> **WHAT TO WORK ON**
Count the lines below that contain the word "GroupPolicy", and reply with only that number.

(Dataset rows)
------------------------------

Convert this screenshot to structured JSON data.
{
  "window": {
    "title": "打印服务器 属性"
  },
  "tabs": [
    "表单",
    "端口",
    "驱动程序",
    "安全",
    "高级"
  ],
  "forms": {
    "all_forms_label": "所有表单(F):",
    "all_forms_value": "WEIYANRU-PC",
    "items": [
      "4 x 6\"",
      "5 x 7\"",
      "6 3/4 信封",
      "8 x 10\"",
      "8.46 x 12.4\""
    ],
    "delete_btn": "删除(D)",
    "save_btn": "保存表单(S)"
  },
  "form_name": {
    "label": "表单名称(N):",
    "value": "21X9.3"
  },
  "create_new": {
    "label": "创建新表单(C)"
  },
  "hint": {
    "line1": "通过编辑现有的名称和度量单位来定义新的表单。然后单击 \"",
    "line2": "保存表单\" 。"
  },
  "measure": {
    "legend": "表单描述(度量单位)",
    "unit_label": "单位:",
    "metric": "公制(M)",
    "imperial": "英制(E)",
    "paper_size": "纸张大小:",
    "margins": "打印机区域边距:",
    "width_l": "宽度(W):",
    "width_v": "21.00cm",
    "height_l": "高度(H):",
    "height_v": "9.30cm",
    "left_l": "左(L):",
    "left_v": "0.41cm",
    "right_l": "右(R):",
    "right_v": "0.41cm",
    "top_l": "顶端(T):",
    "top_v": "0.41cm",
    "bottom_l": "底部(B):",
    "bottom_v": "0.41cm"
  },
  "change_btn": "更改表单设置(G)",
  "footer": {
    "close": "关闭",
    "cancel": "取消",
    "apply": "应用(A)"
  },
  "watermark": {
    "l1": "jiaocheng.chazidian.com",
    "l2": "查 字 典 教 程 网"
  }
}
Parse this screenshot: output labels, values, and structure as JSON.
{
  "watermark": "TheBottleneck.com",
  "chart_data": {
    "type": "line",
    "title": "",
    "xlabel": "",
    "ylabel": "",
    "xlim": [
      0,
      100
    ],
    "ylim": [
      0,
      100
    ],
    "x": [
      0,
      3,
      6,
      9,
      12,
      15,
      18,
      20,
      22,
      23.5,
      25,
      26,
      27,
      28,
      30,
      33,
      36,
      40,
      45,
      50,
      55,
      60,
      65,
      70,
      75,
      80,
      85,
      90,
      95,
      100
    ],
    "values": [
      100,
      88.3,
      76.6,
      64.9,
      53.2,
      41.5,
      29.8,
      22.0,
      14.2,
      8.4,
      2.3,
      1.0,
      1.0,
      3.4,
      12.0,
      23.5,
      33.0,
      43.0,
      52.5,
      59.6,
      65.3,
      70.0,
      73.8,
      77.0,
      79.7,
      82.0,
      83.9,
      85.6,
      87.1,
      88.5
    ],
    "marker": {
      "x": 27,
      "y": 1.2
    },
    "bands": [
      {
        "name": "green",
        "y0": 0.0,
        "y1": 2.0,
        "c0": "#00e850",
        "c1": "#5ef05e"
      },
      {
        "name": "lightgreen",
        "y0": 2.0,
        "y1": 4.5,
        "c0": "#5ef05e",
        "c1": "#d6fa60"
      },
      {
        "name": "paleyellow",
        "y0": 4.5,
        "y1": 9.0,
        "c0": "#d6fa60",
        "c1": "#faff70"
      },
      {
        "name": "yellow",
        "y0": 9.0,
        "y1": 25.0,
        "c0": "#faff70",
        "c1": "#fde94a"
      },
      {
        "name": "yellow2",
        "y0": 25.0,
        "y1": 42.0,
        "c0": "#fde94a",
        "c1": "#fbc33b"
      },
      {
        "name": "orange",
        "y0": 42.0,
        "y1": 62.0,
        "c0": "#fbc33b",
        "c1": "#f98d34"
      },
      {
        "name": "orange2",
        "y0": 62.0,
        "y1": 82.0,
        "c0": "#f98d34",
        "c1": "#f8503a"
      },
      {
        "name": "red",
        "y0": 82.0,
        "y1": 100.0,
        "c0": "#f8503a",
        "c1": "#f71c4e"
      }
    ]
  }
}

------------------------------

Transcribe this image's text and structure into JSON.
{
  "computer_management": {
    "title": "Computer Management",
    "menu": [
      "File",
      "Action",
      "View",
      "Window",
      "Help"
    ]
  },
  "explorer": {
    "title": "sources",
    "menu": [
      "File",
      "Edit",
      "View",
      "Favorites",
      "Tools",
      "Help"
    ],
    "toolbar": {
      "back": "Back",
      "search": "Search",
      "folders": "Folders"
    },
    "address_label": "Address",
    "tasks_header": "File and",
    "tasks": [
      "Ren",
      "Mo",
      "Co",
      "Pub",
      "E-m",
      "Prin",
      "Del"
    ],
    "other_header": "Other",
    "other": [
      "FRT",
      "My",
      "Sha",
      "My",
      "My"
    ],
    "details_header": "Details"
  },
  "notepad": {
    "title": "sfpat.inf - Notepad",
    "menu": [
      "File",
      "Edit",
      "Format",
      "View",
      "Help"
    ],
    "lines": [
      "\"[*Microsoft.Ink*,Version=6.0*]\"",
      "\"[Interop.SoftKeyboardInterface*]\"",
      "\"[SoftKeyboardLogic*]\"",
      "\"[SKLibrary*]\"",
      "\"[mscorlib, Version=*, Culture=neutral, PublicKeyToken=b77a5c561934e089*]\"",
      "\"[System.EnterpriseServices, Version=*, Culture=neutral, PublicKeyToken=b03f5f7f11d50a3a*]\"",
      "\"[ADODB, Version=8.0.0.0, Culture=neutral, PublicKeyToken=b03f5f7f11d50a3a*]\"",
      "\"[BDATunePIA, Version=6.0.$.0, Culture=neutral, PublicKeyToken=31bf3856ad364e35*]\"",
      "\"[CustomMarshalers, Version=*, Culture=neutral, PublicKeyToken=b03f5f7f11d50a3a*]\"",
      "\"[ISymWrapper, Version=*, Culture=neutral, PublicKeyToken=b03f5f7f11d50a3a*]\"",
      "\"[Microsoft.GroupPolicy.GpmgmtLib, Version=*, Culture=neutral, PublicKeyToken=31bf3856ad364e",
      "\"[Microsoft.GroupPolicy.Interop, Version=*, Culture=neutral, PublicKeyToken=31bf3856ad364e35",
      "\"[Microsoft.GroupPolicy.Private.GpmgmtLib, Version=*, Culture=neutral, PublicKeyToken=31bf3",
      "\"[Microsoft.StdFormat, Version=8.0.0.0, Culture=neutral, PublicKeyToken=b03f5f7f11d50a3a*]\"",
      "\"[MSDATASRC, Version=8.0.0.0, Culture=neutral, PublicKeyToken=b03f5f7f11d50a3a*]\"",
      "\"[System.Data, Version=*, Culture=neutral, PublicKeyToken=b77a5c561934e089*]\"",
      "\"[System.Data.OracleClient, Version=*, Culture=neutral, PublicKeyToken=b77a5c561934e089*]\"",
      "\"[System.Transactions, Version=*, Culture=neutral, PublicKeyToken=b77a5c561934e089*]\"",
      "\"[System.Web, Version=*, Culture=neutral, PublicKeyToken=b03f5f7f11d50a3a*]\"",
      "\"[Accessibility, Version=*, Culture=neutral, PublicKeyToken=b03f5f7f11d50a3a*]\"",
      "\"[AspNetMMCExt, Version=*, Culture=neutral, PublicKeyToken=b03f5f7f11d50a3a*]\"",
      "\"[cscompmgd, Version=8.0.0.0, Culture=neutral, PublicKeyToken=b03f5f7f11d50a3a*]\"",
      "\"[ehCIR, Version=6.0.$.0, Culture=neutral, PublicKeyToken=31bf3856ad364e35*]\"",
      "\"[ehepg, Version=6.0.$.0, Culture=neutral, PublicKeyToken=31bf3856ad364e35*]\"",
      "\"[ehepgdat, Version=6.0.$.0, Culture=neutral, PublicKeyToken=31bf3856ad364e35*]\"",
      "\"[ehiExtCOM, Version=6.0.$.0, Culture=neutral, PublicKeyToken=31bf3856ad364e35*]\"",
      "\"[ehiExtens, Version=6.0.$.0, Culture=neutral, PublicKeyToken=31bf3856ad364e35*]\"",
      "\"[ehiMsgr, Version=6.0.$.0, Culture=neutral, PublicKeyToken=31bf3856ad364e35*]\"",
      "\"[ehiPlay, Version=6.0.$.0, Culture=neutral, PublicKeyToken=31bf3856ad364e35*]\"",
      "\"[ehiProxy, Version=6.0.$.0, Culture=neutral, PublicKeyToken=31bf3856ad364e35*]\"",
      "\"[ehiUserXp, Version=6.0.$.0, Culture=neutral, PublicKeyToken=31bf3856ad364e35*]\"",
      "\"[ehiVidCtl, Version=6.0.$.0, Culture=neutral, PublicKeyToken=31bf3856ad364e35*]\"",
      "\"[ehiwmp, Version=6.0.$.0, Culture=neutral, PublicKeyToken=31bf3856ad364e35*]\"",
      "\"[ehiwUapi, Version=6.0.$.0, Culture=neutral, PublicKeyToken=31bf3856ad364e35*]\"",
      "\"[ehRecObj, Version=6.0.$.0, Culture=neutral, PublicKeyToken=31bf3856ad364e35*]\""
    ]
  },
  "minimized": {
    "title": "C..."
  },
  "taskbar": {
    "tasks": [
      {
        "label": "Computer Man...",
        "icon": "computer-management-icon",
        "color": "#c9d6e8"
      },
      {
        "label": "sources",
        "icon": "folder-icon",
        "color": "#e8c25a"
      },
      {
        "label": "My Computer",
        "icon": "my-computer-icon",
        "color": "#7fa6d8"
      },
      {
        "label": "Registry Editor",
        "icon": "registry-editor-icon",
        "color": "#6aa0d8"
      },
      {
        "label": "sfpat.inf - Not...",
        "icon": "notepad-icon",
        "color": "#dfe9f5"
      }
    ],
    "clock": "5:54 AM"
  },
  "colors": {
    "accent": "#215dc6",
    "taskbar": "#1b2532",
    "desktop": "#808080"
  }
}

------------------------------

> **EXERCISE RESPONSE**
3